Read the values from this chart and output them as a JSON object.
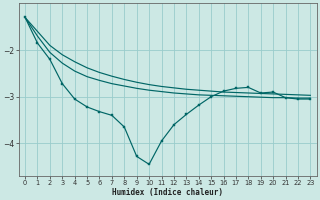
{
  "xlabel": "Humidex (Indice chaleur)",
  "background_color": "#cce8e4",
  "grid_color": "#99cccc",
  "line_color": "#006666",
  "xlim": [
    -0.5,
    23.5
  ],
  "ylim": [
    -4.7,
    -1.0
  ],
  "yticks": [
    -4,
    -3,
    -2
  ],
  "xticks": [
    0,
    1,
    2,
    3,
    4,
    5,
    6,
    7,
    8,
    9,
    10,
    11,
    12,
    13,
    14,
    15,
    16,
    17,
    18,
    19,
    20,
    21,
    22,
    23
  ],
  "x": [
    0,
    1,
    2,
    3,
    4,
    5,
    6,
    7,
    8,
    9,
    10,
    11,
    12,
    13,
    14,
    15,
    16,
    17,
    18,
    19,
    20,
    21,
    22,
    23
  ],
  "line_smooth1": [
    -1.3,
    -1.6,
    -1.9,
    -2.1,
    -2.25,
    -2.38,
    -2.48,
    -2.56,
    -2.63,
    -2.69,
    -2.74,
    -2.78,
    -2.81,
    -2.84,
    -2.86,
    -2.88,
    -2.9,
    -2.91,
    -2.92,
    -2.93,
    -2.94,
    -2.95,
    -2.96,
    -2.97
  ],
  "line_smooth2": [
    -1.3,
    -1.7,
    -2.05,
    -2.28,
    -2.45,
    -2.57,
    -2.65,
    -2.72,
    -2.77,
    -2.82,
    -2.86,
    -2.89,
    -2.92,
    -2.94,
    -2.96,
    -2.97,
    -2.98,
    -2.99,
    -3.0,
    -3.01,
    -3.02,
    -3.02,
    -3.03,
    -3.03
  ],
  "line_zigzag": [
    -1.3,
    -1.85,
    -2.2,
    -2.72,
    -3.05,
    -3.22,
    -3.32,
    -3.4,
    -3.65,
    -4.28,
    -4.45,
    -3.95,
    -3.6,
    -3.38,
    -3.18,
    -3.0,
    -2.88,
    -2.82,
    -2.8,
    -2.92,
    -2.9,
    -3.02,
    -3.05,
    -3.05
  ]
}
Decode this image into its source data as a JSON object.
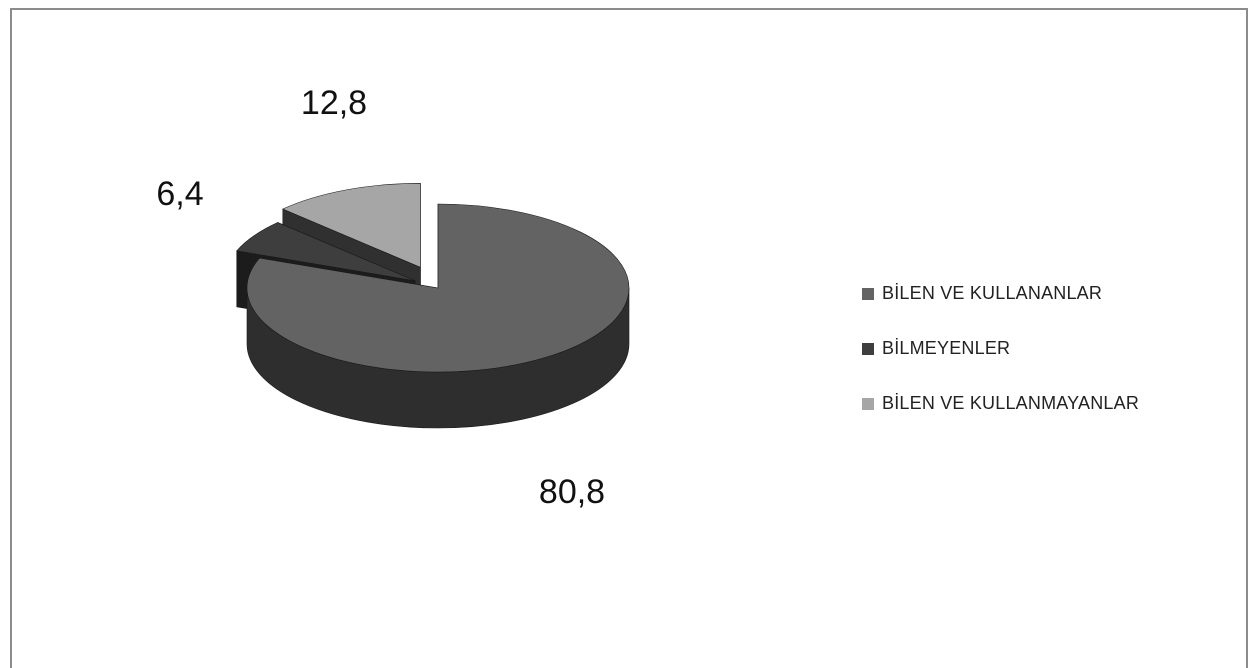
{
  "chart_data": {
    "type": "pie",
    "variant": "3d-exploded",
    "categories": [
      "BİLEN VE KULLANANLAR",
      "BİLMEYENLER",
      "BİLEN VE KULLANMAYANLAR"
    ],
    "values": [
      80.8,
      6.4,
      12.8
    ],
    "data_labels": [
      "80,8",
      "6,4",
      "12,8"
    ],
    "colors": [
      "#636363",
      "#3e3e3e",
      "#a6a6a6"
    ],
    "side_colors": [
      "#2e2e2e",
      "#1c1c1c",
      "#303030"
    ],
    "legend_position": "right",
    "title": ""
  }
}
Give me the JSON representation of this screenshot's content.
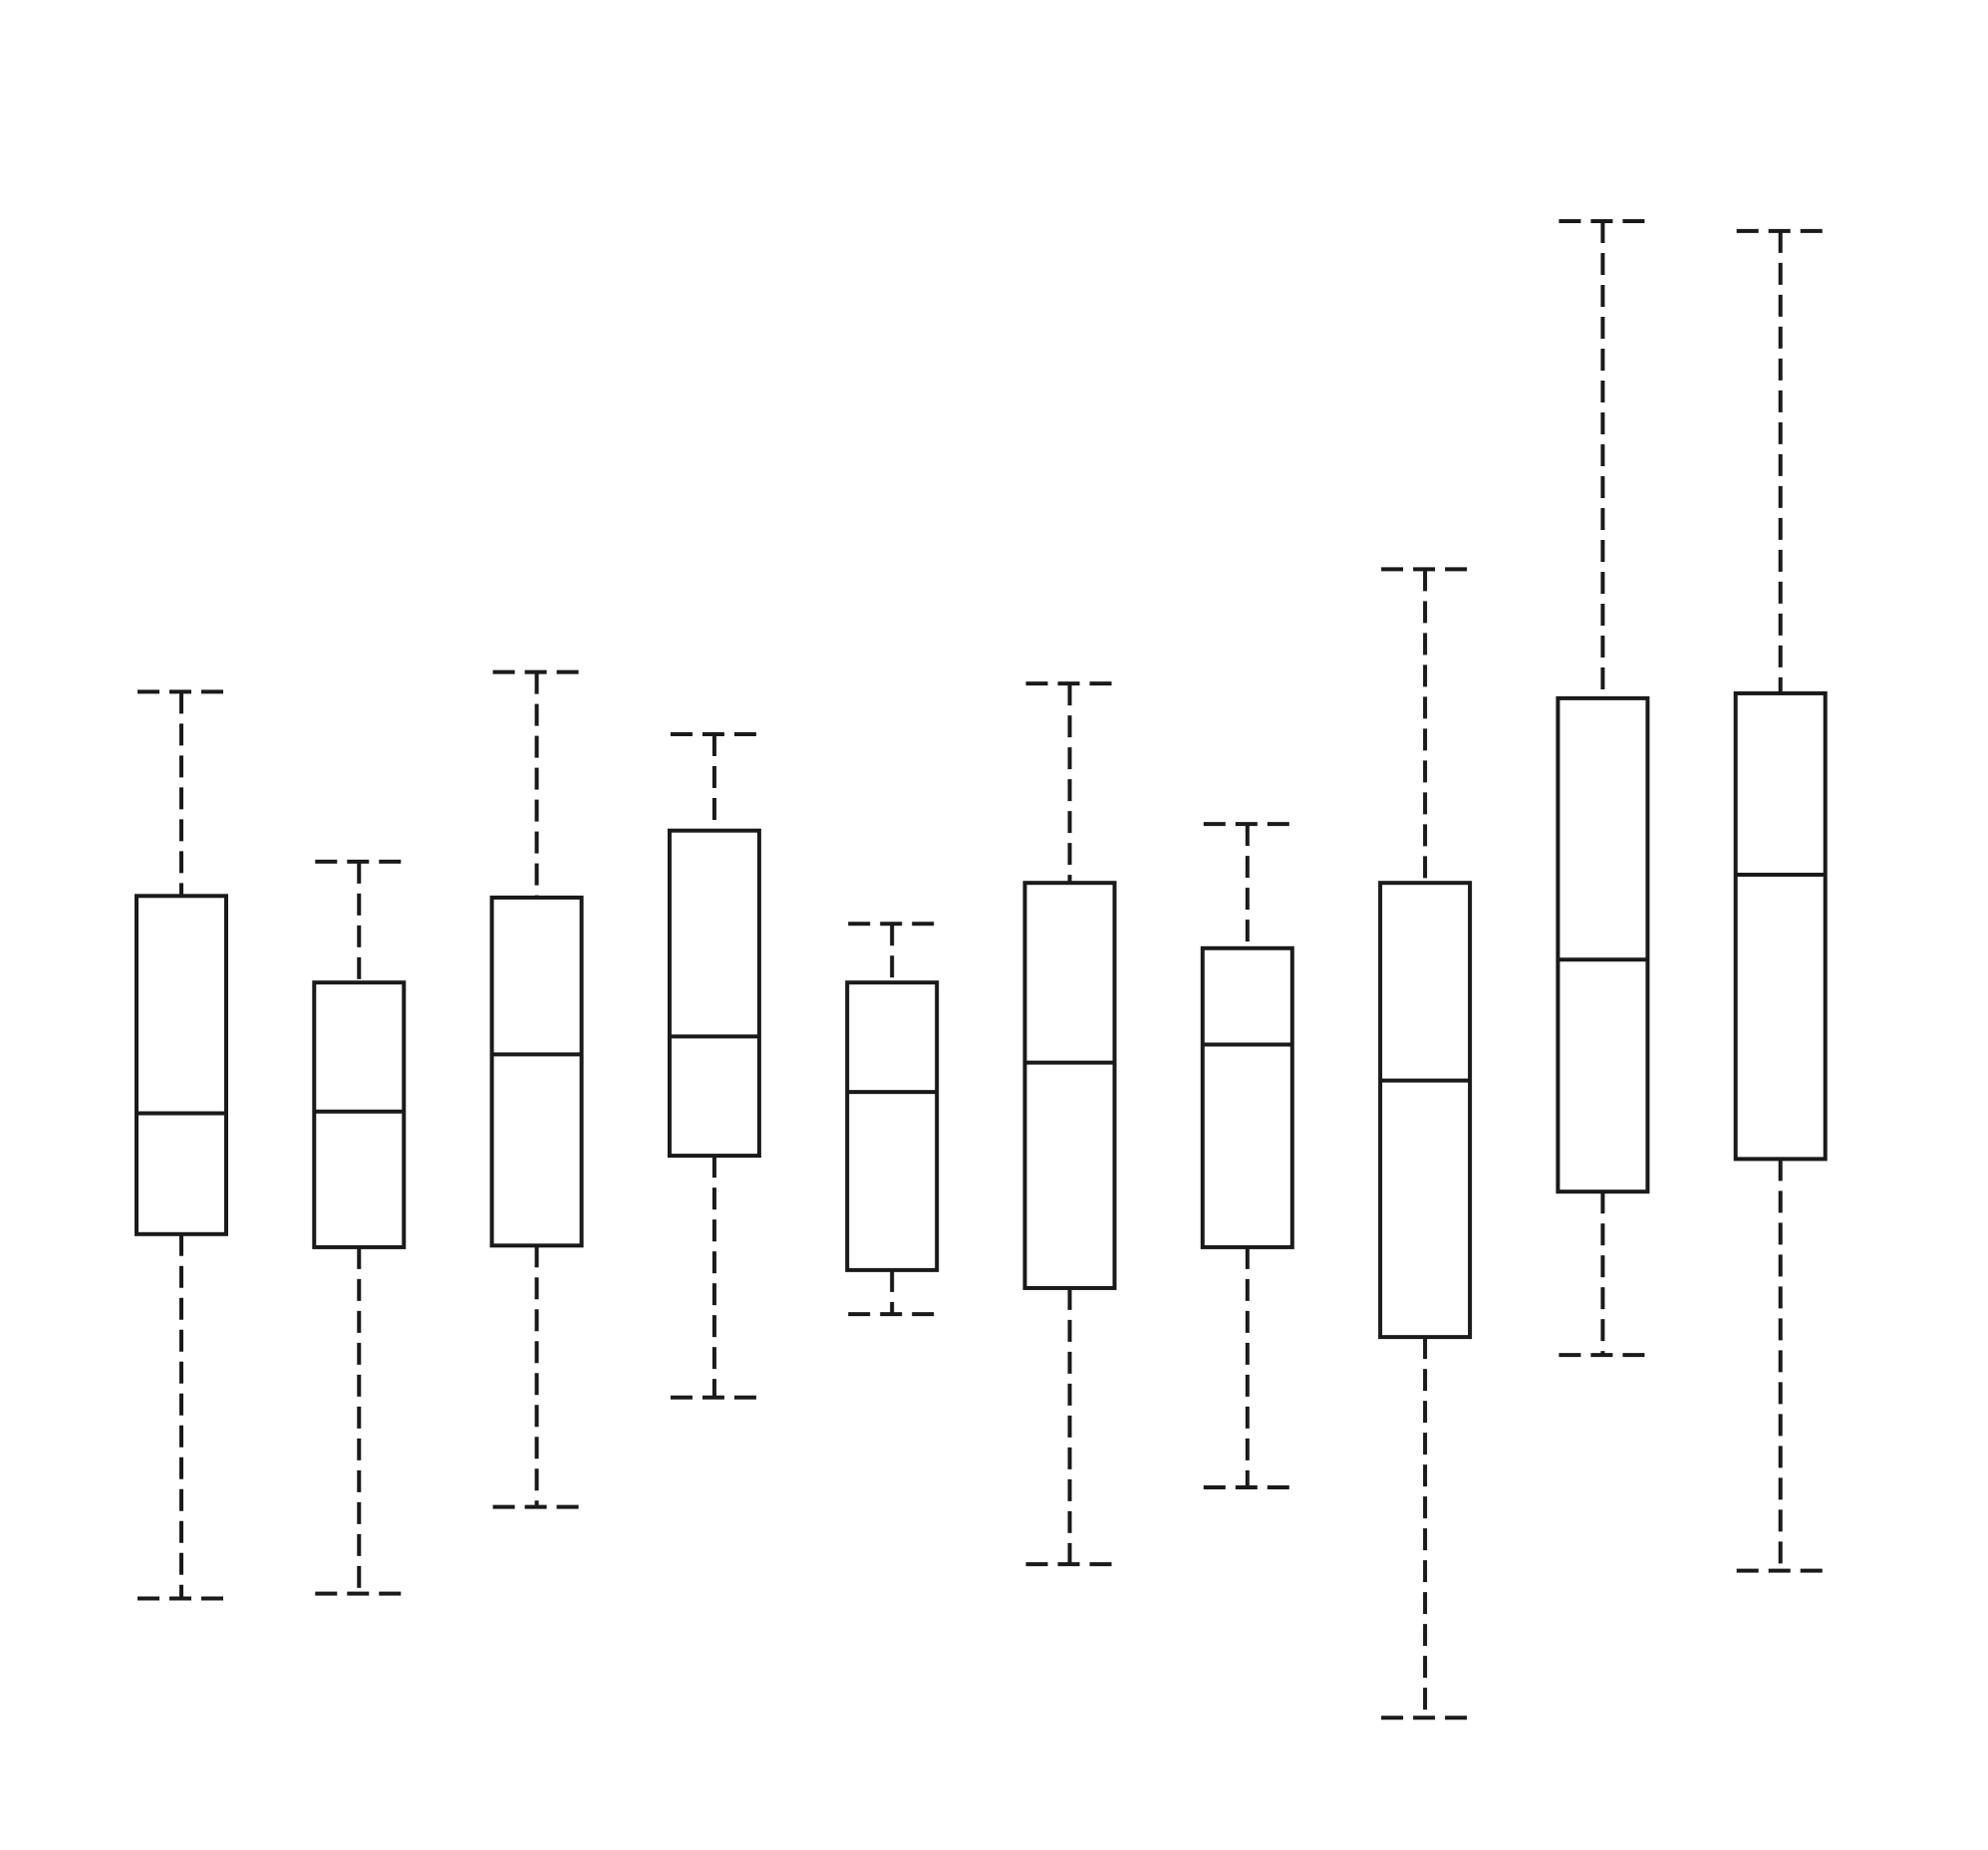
{
  "chart_data": {
    "type": "box",
    "title": "",
    "xlabel": "",
    "ylabel": "",
    "axes_visible": false,
    "grid": false,
    "legend": "none",
    "ylim": [
      0,
      100
    ],
    "colors": {
      "stroke": "#1a1a1a",
      "box_fill": "#ffffff",
      "background": "#ffffff"
    },
    "boxes": [
      {
        "min": 10.7,
        "q1": 33.0,
        "median": 40.4,
        "q3": 53.7,
        "max": 66.2
      },
      {
        "min": 11.0,
        "q1": 32.2,
        "median": 40.5,
        "q3": 48.4,
        "max": 55.8
      },
      {
        "min": 16.3,
        "q1": 32.3,
        "median": 44.0,
        "q3": 53.6,
        "max": 67.4
      },
      {
        "min": 23.0,
        "q1": 37.8,
        "median": 45.1,
        "q3": 57.7,
        "max": 63.6
      },
      {
        "min": 28.1,
        "q1": 30.8,
        "median": 41.7,
        "q3": 48.4,
        "max": 52.0
      },
      {
        "min": 12.8,
        "q1": 29.7,
        "median": 43.5,
        "q3": 54.5,
        "max": 66.7
      },
      {
        "min": 17.5,
        "q1": 32.2,
        "median": 44.6,
        "q3": 50.5,
        "max": 58.1
      },
      {
        "min": 3.4,
        "q1": 26.7,
        "median": 42.4,
        "q3": 54.5,
        "max": 73.7
      },
      {
        "min": 25.6,
        "q1": 35.6,
        "median": 49.8,
        "q3": 65.8,
        "max": 95.0
      },
      {
        "min": 12.4,
        "q1": 37.6,
        "median": 55.0,
        "q3": 66.1,
        "max": 94.4
      }
    ]
  }
}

WORK TO BE COMPLETED »
Pick out the lines that have the word "xlabel". Copy them all.

FULL OUTPUT »
  "xlabel": "Humidex (Indice chaleur)",
    "xlabel": "",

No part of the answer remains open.